[Records from a collection]
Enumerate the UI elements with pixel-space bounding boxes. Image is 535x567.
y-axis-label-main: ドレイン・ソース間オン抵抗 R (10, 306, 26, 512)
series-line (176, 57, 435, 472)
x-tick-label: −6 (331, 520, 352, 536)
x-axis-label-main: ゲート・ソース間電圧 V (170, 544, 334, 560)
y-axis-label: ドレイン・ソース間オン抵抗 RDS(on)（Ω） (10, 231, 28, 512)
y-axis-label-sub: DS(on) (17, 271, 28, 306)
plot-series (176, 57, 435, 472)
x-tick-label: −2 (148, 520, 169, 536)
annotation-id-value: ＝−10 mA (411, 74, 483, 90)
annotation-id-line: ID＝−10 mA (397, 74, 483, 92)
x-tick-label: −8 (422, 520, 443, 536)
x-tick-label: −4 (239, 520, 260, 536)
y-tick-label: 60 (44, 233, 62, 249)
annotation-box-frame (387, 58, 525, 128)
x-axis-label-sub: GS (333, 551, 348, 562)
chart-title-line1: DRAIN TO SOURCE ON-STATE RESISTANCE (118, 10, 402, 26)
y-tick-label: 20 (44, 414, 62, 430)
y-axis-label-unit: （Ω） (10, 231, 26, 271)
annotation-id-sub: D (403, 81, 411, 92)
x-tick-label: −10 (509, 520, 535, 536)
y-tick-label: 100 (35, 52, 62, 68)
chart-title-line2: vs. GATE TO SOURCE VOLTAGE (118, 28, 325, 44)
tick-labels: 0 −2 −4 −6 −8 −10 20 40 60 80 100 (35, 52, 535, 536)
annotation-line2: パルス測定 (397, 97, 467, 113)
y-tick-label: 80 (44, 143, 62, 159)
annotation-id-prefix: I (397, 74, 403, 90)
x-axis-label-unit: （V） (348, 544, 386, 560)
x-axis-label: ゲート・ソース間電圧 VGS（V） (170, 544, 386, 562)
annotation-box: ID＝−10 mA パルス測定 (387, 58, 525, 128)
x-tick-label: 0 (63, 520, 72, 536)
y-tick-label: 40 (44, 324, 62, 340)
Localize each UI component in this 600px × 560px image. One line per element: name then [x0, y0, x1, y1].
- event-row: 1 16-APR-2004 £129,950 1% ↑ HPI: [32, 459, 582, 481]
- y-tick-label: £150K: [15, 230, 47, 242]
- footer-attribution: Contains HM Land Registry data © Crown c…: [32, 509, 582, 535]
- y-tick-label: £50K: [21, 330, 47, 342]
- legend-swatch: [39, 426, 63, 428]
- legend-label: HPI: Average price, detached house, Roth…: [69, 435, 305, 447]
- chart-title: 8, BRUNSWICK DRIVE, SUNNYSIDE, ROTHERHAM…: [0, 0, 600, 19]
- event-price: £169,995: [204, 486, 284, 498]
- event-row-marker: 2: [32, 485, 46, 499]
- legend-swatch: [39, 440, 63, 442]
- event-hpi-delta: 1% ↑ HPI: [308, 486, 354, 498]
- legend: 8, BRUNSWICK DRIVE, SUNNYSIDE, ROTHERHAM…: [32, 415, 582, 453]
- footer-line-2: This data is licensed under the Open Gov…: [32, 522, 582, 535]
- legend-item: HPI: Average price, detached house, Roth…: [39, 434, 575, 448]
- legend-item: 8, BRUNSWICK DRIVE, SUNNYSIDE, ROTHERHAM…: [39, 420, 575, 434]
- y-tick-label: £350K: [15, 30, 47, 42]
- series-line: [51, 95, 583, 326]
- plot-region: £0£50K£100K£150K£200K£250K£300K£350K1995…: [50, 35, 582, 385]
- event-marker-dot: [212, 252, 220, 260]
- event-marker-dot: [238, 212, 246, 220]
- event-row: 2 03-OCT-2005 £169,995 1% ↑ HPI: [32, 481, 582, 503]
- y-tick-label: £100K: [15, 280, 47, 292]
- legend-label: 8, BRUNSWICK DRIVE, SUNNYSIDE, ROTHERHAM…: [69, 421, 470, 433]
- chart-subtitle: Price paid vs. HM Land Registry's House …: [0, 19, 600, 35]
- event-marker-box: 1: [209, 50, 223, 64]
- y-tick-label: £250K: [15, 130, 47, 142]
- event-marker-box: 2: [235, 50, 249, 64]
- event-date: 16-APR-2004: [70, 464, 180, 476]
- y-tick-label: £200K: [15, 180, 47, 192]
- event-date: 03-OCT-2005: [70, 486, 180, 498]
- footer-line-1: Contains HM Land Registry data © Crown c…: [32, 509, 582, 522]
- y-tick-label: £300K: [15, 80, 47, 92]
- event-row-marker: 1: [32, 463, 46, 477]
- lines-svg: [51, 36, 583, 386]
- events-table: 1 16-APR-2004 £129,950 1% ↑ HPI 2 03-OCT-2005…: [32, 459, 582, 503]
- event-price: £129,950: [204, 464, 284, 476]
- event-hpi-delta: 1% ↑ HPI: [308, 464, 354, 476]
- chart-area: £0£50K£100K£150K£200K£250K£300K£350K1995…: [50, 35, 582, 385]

* _REQUIREMENT_
Give these lines as a numbered list, omitting any blank lines.

* _WORKED ANSWER_
1. Enumerate the UI elements with pixel-space bounding boxes. Image is 535x567.
2. y-axis-label-main: ドレイン・ソース間オン抵抗 R (10, 306, 26, 512)
3. series-line (176, 57, 435, 472)
4. x-tick-label: −6 (331, 520, 352, 536)
5. x-axis-label-main: ゲート・ソース間電圧 V (170, 544, 334, 560)
6. y-axis-label: ドレイン・ソース間オン抵抗 RDS(on)（Ω） (10, 231, 28, 512)
7. y-axis-label-sub: DS(on) (17, 271, 28, 306)
8. plot-series (176, 57, 435, 472)
9. x-tick-label: −2 (148, 520, 169, 536)
10. annotation-id-value: ＝−10 mA (411, 74, 483, 90)
11. annotation-id-line: ID＝−10 mA (397, 74, 483, 92)
12. x-tick-label: −8 (422, 520, 443, 536)
13. x-tick-label: −4 (239, 520, 260, 536)
14. y-tick-label: 60 (44, 233, 62, 249)
15. annotation-box-frame (387, 58, 525, 128)
16. x-axis-label-sub: GS (333, 551, 348, 562)
17. chart-title-line1: DRAIN TO SOURCE ON-STATE RESISTANCE (118, 10, 402, 26)
18. y-tick-label: 20 (44, 414, 62, 430)
19. y-axis-label-unit: （Ω） (10, 231, 26, 271)
20. annotation-id-sub: D (403, 81, 411, 92)
21. x-tick-label: −10 (509, 520, 535, 536)
22. y-tick-label: 100 (35, 52, 62, 68)
23. chart-title-line2: vs. GATE TO SOURCE VOLTAGE (118, 28, 325, 44)
24. tick-labels: 0 −2 −4 −6 −8 −10 20 40 60 80 100 (35, 52, 535, 536)
25. annotation-line2: パルス測定 (397, 97, 467, 113)
26. y-tick-label: 80 (44, 143, 62, 159)
27. annotation-id-prefix: I (397, 74, 403, 90)
28. x-axis-label-unit: （V） (348, 544, 386, 560)
29. x-axis-label: ゲート・ソース間電圧 VGS（V） (170, 544, 386, 562)
30. annotation-box: ID＝−10 mA パルス測定 (387, 58, 525, 128)
31. x-tick-label: 0 (63, 520, 72, 536)
32. y-tick-label: 40 (44, 324, 62, 340)
33. Localize each UI component in this 600px × 560px image. One line per element: name then [x0, y0, x1, y1].
34. - event-row: 1 16-APR-2004 £129,950 1% ↑ HPI: [32, 459, 582, 481]
35. - y-tick-label: £150K: [15, 230, 47, 242]
36. - footer-attribution: Contains HM Land Registry data © Crown c…: [32, 509, 582, 535]
37. - y-tick-label: £50K: [21, 330, 47, 342]
38. - legend-swatch: [39, 426, 63, 428]
39. - legend-label: HPI: Average price, detached house, Roth…: [69, 435, 305, 447]
40. - chart-title: 8, BRUNSWICK DRIVE, SUNNYSIDE, ROTHERHAM…: [0, 0, 600, 19]
41. - event-price: £169,995: [204, 486, 284, 498]
42. - event-row-marker: 2: [32, 485, 46, 499]
43. - legend-swatch: [39, 440, 63, 442]
44. - event-hpi-delta: 1% ↑ HPI: [308, 486, 354, 498]
45. - legend: 8, BRUNSWICK DRIVE, SUNNYSIDE, ROTHERHAM…: [32, 415, 582, 453]
46. - footer-line-2: This data is licensed under the Open Gov…: [32, 522, 582, 535]
47. - legend-item: HPI: Average price, detached house, Roth…: [39, 434, 575, 448]
48. - legend-item: 8, BRUNSWICK DRIVE, SUNNYSIDE, ROTHERHAM…: [39, 420, 575, 434]
49. - y-tick-label: £350K: [15, 30, 47, 42]
50. - series-line: [51, 95, 583, 326]
51. - plot-region: £0£50K£100K£150K£200K£250K£300K£350K1995…: [50, 35, 582, 385]
52. - event-marker-dot: [212, 252, 220, 260]
53. - event-marker-dot: [238, 212, 246, 220]
54. - event-row: 2 03-OCT-2005 £169,995 1% ↑ HPI: [32, 481, 582, 503]
55. - y-tick-label: £100K: [15, 280, 47, 292]
56. - legend-label: 8, BRUNSWICK DRIVE, SUNNYSIDE, ROTHERHAM…: [69, 421, 470, 433]
57. - chart-subtitle: Price paid vs. HM Land Registry's House …: [0, 19, 600, 35]
58. - event-marker-box: 1: [209, 50, 223, 64]
59. - y-tick-label: £250K: [15, 130, 47, 142]
60. - event-marker-box: 2: [235, 50, 249, 64]
61. - event-date: 16-APR-2004: [70, 464, 180, 476]
62. - y-tick-label: £200K: [15, 180, 47, 192]
63. - event-date: 03-OCT-2005: [70, 486, 180, 498]
64. - footer-line-1: Contains HM Land Registry data © Crown c…: [32, 509, 582, 522]
65. - y-tick-label: £300K: [15, 80, 47, 92]
66. - event-row-marker: 1: [32, 463, 46, 477]
67. - lines-svg: [51, 36, 583, 386]
68. - events-table: 1 16-APR-2004 £129,950 1% ↑ HPI 2 03-OCT-2005…: [32, 459, 582, 503]
69. - event-price: £129,950: [204, 464, 284, 476]
70. - event-hpi-delta: 1% ↑ HPI: [308, 464, 354, 476]
71. - chart-area: £0£50K£100K£150K£200K£250K£300K£350K1995…: [50, 35, 582, 385]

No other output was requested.